__Required work__. Retype the material in full, keeping every word the same.

┌──

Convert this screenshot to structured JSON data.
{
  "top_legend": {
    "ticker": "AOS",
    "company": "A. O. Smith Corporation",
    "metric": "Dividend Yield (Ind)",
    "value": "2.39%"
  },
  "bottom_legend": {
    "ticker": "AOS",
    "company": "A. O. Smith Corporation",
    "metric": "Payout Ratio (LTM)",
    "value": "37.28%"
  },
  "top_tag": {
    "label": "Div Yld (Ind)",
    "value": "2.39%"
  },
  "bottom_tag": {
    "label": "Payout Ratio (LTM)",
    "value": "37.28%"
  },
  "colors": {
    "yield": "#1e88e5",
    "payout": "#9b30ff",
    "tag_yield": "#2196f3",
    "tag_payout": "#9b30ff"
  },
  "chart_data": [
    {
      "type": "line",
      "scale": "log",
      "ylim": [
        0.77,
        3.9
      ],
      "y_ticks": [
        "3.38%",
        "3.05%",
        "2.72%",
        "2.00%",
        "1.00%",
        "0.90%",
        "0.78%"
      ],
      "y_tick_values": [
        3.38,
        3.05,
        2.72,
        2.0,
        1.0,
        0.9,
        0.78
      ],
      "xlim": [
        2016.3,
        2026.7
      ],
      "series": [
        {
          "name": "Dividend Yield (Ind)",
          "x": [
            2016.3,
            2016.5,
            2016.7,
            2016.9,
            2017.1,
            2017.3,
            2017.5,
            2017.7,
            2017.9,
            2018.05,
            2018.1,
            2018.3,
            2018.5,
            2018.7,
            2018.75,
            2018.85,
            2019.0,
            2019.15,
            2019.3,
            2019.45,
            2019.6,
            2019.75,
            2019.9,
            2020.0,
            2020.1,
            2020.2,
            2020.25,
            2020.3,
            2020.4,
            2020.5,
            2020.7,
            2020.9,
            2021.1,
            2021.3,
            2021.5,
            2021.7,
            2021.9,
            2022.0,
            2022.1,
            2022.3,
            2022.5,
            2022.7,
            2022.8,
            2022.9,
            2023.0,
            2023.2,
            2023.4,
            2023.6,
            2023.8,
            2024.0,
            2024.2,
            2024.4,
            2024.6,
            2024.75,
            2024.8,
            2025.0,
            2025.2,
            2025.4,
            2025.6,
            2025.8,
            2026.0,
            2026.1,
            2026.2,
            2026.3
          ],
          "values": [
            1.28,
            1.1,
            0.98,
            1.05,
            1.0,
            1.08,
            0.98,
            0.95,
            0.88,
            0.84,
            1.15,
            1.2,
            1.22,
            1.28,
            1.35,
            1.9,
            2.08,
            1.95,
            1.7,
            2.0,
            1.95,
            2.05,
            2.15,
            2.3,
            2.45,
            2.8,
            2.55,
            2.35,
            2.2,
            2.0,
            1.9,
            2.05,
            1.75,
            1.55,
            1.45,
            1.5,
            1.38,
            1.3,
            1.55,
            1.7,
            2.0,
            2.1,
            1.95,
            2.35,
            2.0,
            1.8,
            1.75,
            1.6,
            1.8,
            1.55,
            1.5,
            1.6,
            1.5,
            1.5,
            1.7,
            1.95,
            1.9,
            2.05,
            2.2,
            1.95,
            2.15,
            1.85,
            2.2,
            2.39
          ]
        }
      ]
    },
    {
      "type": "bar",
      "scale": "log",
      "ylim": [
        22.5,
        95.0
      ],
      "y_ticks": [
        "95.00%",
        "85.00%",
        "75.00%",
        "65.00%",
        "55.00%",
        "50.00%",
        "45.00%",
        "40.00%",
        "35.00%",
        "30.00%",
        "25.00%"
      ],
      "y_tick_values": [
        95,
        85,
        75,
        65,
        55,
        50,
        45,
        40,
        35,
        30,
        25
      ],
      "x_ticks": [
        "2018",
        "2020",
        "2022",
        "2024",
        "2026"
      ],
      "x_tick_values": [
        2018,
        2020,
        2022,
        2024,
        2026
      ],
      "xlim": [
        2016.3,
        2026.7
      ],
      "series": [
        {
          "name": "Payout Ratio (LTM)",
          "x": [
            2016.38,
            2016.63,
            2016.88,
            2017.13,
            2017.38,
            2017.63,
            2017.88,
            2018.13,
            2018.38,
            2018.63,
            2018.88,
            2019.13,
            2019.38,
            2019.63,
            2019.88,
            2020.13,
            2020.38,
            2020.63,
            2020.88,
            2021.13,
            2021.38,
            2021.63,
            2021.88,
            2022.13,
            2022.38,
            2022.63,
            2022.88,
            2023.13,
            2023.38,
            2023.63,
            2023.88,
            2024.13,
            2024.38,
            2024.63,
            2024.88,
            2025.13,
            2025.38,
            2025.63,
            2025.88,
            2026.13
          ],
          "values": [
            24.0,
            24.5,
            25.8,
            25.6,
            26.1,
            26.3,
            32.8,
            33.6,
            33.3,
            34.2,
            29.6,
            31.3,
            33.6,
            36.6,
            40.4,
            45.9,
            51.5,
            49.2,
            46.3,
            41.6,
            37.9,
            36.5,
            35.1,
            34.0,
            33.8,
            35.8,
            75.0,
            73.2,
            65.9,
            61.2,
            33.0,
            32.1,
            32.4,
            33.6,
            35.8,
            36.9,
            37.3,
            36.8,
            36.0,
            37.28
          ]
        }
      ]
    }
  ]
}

└──

__Output of the task__.
Convert this screenshot to structured JSON data.
{
  "top_legend": {
    "ticker": "AOS",
    "company": "A. O. Smith Corporation",
    "metric": "Dividend Yield (Ind)",
    "value": "2.39%"
  },
  "bottom_legend": {
    "ticker": "AOS",
    "company": "A. O. Smith Corporation",
    "metric": "Payout Ratio (LTM)",
    "value": "37.28%"
  },
  "top_tag": {
    "label": "Div Yld (Ind)",
    "value": "2.39%"
  },
  "bottom_tag": {
    "label": "Payout Ratio (LTM)",
    "value": "37.28%"
  },
  "colors": {
    "yield": "#1e88e5",
    "payout": "#9b30ff",
    "tag_yield": "#2196f3",
    "tag_payout": "#9b30ff"
  },
  "chart_data": [
    {
      "type": "line",
      "scale": "log",
      "ylim": [
        0.77,
        3.9
      ],
      "y_ticks": [
        "3.38%",
        "3.05%",
        "2.72%",
        "2.00%",
        "1.00%",
        "0.90%",
        "0.78%"
      ],
      "y_tick_values": [
        3.38,
        3.05,
        2.72,
        2.0,
        1.0,
        0.9,
        0.78
      ],
      "xlim": [
        2016.3,
        2026.7
      ],
      "series": [
        {
          "name": "Dividend Yield (Ind)",
          "x": [
            2016.3,
            2016.5,
            2016.7,
            2016.9,
            2017.1,
            2017.3,
            2017.5,
            2017.7,
            2017.9,
            2018.05,
            2018.1,
            2018.3,
            2018.5,
            2018.7,
            2018.75,
            2018.85,
            2019.0,
            2019.15,
            2019.3,
            2019.45,
            2019.6,
            2019.75,
            2019.9,
            2020.0,
            2020.1,
            2020.2,
            2020.25,
            2020.3,
            2020.4,
            2020.5,
            2020.7,
            2020.9,
            2021.1,
            2021.3,
            2021.5,
            2021.7,
            2021.9,
            2022.0,
            2022.1,
            2022.3,
            2022.5,
            2022.7,
            2022.8,
            2022.9,
            2023.0,
            2023.2,
            2023.4,
            2023.6,
            2023.8,
            2024.0,
            2024.2,
            2024.4,
            2024.6,
            2024.75,
            2024.8,
            2025.0,
            2025.2,
            2025.4,
            2025.6,
            2025.8,
            2026.0,
            2026.1,
            2026.2,
            2026.3
          ],
          "values": [
            1.28,
            1.1,
            0.98,
            1.05,
            1.0,
            1.08,
            0.98,
            0.95,
            0.88,
            0.84,
            1.15,
            1.2,
            1.22,
            1.28,
            1.35,
            1.9,
            2.08,
            1.95,
            1.7,
            2.0,
            1.95,
            2.05,
            2.15,
            2.3,
            2.45,
            2.8,
            2.55,
            2.35,
            2.2,
            2.0,
            1.9,
            2.05,
            1.75,
            1.55,
            1.45,
            1.5,
            1.38,
            1.3,
            1.55,
            1.7,
            2.0,
            2.1,
            1.95,
            2.35,
            2.0,
            1.8,
            1.75,
            1.6,
            1.8,
            1.55,
            1.5,
            1.6,
            1.5,
            1.5,
            1.7,
            1.95,
            1.9,
            2.05,
            2.2,
            1.95,
            2.15,
            1.85,
            2.2,
            2.39
          ]
        }
      ]
    },
    {
      "type": "bar",
      "scale": "log",
      "ylim": [
        22.5,
        95.0
      ],
      "y_ticks": [
        "95.00%",
        "85.00%",
        "75.00%",
        "65.00%",
        "55.00%",
        "50.00%",
        "45.00%",
        "40.00%",
        "35.00%",
        "30.00%",
        "25.00%"
      ],
      "y_tick_values": [
        95,
        85,
        75,
        65,
        55,
        50,
        45,
        40,
        35,
        30,
        25
      ],
      "x_ticks": [
        "2018",
        "2020",
        "2022",
        "2024",
        "2026"
      ],
      "x_tick_values": [
        2018,
        2020,
        2022,
        2024,
        2026
      ],
      "xlim": [
        2016.3,
        2026.7
      ],
      "series": [
        {
          "name": "Payout Ratio (LTM)",
          "x": [
            2016.38,
            2016.63,
            2016.88,
            2017.13,
            2017.38,
            2017.63,
            2017.88,
            2018.13,
            2018.38,
            2018.63,
            2018.88,
            2019.13,
            2019.38,
            2019.63,
            2019.88,
            2020.13,
            2020.38,
            2020.63,
            2020.88,
            2021.13,
            2021.38,
            2021.63,
            2021.88,
            2022.13,
            2022.38,
            2022.63,
            2022.88,
            2023.13,
            2023.38,
            2023.63,
            2023.88,
            2024.13,
            2024.38,
            2024.63,
            2024.88,
            2025.13,
            2025.38,
            2025.63,
            2025.88,
            2026.13
          ],
          "values": [
            24.0,
            24.5,
            25.8,
            25.6,
            26.1,
            26.3,
            32.8,
            33.6,
            33.3,
            34.2,
            29.6,
            31.3,
            33.6,
            36.6,
            40.4,
            45.9,
            51.5,
            49.2,
            46.3,
            41.6,
            37.9,
            36.5,
            35.1,
            34.0,
            33.8,
            35.8,
            75.0,
            73.2,
            65.9,
            61.2,
            33.0,
            32.1,
            32.4,
            33.6,
            35.8,
            36.9,
            37.3,
            36.8,
            36.0,
            37.28
          ]
        }
      ]
    }
  ]
}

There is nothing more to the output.